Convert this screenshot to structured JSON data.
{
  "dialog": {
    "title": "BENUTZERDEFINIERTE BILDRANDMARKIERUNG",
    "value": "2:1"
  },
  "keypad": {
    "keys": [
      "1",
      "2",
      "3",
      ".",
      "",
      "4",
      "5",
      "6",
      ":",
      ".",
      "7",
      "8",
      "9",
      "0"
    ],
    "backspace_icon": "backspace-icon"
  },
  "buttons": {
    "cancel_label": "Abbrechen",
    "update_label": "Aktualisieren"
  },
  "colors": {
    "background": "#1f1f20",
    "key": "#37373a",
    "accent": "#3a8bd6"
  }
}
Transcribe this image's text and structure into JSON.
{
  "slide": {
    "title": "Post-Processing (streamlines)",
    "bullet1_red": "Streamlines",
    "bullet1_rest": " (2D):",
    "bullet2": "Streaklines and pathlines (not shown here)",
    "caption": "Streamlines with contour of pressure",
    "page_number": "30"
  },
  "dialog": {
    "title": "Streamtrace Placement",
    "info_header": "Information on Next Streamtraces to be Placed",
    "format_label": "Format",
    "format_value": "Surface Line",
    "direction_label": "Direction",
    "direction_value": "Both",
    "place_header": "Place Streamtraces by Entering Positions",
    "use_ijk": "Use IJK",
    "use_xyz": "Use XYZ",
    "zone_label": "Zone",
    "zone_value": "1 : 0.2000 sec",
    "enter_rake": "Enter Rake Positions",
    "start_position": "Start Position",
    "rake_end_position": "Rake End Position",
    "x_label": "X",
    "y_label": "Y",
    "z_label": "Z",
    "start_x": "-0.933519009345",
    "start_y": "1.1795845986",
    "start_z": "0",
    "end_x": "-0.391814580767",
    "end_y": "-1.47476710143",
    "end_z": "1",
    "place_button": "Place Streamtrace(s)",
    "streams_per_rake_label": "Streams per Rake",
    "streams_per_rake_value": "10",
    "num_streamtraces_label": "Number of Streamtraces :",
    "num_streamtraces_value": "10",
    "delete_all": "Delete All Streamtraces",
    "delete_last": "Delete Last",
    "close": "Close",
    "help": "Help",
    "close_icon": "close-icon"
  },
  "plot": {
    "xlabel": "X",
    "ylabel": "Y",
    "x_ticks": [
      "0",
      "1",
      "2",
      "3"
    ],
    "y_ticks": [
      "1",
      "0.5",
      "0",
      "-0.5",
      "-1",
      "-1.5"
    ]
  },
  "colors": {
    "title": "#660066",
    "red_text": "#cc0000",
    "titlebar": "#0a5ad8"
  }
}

To be done — Pull out every line of the entries that includes the word "Delete".

Written response —
    "delete_all": "Delete All Streamtraces",
    "delete_last": "Delete Last",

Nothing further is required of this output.